Pembuatan film ini berawal ketika Joshua membuat film Globalisation Tapes pada tahun 2003. Ia sudah bertemu dengan pelaku pembantaian di daerah perkebunan sekitar kota Medan. Mereka selalu sesumbar mengenai pembantaian yang mereka lakukan pada tahun 1965. Namun pertemuan dengan Anwar baru terjadi pada 2005. Nama Anwar disodorkan kepada Joshua oleh beberapa veteran pelaku pembantaian. Anwar dan Adi dikenal sebagai pembunuh kejam di Sumatera Utara sebagai Pasukan Kodok.

Quote:

The Act of Killingmerupakan film di atas film. Film dokumenter ini membingkai film Arsan dan Aminah yang dibuat Anwar. Film juga merekam semua adegan dan wawancara dengan Anwar di sela-sela syuting Arsan dan Aminah.

Lewat The Act of Killing, Joshua menyajikan pengakuan yang mencengangkan dari pelaku pembantaian 1965-1966. Hingga kini pelaku ini merasa sebagai pahlawan. Mereka menganggap pembantaian itu layak dilakukan. “Kami angkat ceritanya, dari sisi pelaku yang membayangkan bahwa perbuatan kejahatan itu pantas dilihat oleh publik sebagai sebuah aksi heroik,” ujar Joshua melalui surat elektronik, pada 28 September 2012.

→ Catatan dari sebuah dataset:
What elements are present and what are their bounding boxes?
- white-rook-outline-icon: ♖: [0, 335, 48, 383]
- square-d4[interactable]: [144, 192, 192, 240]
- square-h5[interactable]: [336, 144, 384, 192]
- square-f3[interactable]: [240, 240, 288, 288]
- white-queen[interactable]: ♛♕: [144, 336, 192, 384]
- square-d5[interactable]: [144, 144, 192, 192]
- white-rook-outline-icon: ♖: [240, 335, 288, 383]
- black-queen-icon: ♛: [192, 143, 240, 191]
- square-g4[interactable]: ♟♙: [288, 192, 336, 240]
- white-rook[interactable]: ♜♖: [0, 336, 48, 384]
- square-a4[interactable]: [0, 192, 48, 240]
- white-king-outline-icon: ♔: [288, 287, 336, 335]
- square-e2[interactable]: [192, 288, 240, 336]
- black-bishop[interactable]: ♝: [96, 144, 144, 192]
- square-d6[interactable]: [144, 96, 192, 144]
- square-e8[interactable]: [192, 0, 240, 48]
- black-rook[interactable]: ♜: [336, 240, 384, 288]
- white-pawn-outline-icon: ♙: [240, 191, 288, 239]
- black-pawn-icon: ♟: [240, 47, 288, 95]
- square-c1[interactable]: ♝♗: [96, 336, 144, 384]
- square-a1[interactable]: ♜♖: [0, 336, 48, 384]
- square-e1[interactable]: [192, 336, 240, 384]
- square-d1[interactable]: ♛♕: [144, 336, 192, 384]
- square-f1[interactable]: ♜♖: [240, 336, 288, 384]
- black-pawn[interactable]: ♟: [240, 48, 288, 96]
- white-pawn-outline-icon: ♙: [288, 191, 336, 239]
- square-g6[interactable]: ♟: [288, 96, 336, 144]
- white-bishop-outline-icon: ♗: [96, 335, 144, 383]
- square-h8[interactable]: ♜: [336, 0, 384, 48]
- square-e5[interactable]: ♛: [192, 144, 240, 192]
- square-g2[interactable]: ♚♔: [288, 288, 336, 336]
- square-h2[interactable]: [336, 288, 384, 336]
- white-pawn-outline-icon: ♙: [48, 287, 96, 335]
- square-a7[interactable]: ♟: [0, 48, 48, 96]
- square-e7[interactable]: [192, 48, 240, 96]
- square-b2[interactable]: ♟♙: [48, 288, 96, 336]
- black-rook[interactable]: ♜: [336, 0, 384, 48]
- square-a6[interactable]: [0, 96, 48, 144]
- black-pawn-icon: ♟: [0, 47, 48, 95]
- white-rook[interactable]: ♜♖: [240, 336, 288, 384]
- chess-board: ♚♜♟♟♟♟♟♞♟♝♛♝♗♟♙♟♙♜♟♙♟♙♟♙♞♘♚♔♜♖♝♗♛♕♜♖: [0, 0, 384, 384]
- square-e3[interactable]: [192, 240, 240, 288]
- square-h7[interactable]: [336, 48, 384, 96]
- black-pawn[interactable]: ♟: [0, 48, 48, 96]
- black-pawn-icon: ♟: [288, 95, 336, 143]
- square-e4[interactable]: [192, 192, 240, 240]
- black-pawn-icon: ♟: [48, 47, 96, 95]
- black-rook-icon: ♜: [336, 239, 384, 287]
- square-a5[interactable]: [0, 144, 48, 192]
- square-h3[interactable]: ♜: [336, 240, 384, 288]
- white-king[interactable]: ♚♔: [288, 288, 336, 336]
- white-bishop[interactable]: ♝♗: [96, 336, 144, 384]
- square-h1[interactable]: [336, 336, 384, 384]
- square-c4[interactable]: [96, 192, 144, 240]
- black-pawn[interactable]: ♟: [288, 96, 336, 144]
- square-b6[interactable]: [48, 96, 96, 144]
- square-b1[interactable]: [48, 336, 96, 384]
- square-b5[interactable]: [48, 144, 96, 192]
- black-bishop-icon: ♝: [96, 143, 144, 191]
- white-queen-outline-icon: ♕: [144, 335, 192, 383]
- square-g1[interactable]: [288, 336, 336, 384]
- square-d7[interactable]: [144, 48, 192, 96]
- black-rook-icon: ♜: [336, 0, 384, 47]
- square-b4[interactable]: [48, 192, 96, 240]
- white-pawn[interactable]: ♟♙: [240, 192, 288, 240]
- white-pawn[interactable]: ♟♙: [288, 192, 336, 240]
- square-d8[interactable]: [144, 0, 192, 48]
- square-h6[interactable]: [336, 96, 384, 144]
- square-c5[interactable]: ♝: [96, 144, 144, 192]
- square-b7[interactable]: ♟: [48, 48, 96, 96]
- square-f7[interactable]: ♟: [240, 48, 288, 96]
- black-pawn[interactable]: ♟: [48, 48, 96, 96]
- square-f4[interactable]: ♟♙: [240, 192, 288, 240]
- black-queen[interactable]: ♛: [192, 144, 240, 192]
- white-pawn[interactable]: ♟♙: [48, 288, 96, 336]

→ Tugas Tertulis:
- a) Jawablah pertanyaan berikut berdasarkan teks tentang film The Act of Killing.
(i) Pada tahun berapa Joshua membuat film Globalisation Tapes?
(ii) Film apa yang dibuat Anwar dan dibingkai oleh film dokumenter ini?
(iii) Pada tanggal berapa Joshua menyampaikan pernyataannya melalui surat elektronik?
- b) Lanjutkan teks tentang film The Act of Killing, dimulai setelah kalimat terakhirnya.

→ Jawaban Berurutan:
- a)
(i) 2003
(ii) Arsan dan Aminah
(iii) 28 September 2012

- b)
Film ini jelas berlawanan dengan propaganda Orde Baru selama puluhan tahun. Masyarakat hingga kini takut atau kurang informasi ketika menerima kehadiran para pelaku pembantaian ini. Trailer film Jagal menunjukkan kedekatan pelaku pembantaian dengan PP, yang pada masa Orde Baru dinaungi oleh pemerintah. Joshua memperingatkan banyak cuplikan yang beredar tidak masuk dalam edit final film Jagal yang ditayangkan di Toronto. Ia menyarankan untuk menunggu pemutaran resmi di Indonesia.

“Ya saya merasa ditipu. Satu contoh saja judulnya sudah diubah, tanpa minta persetujuan saya”

Meski belum beredar di negeri ini, film ini langsung menyulut kontroversi. Anwar merasa ditipu oleh sutradara karena mengubah judul film tanpa sepengetahuannya. Bahkan hingga kini ia belum menonton hasil final film The Jagal/The Act of Killing itu. “Ya saya merasa ditipu,” kata Anwar dalam jumpa pers bersama Pengurus PP Sumatera Utara, Rabu 26 September 2012.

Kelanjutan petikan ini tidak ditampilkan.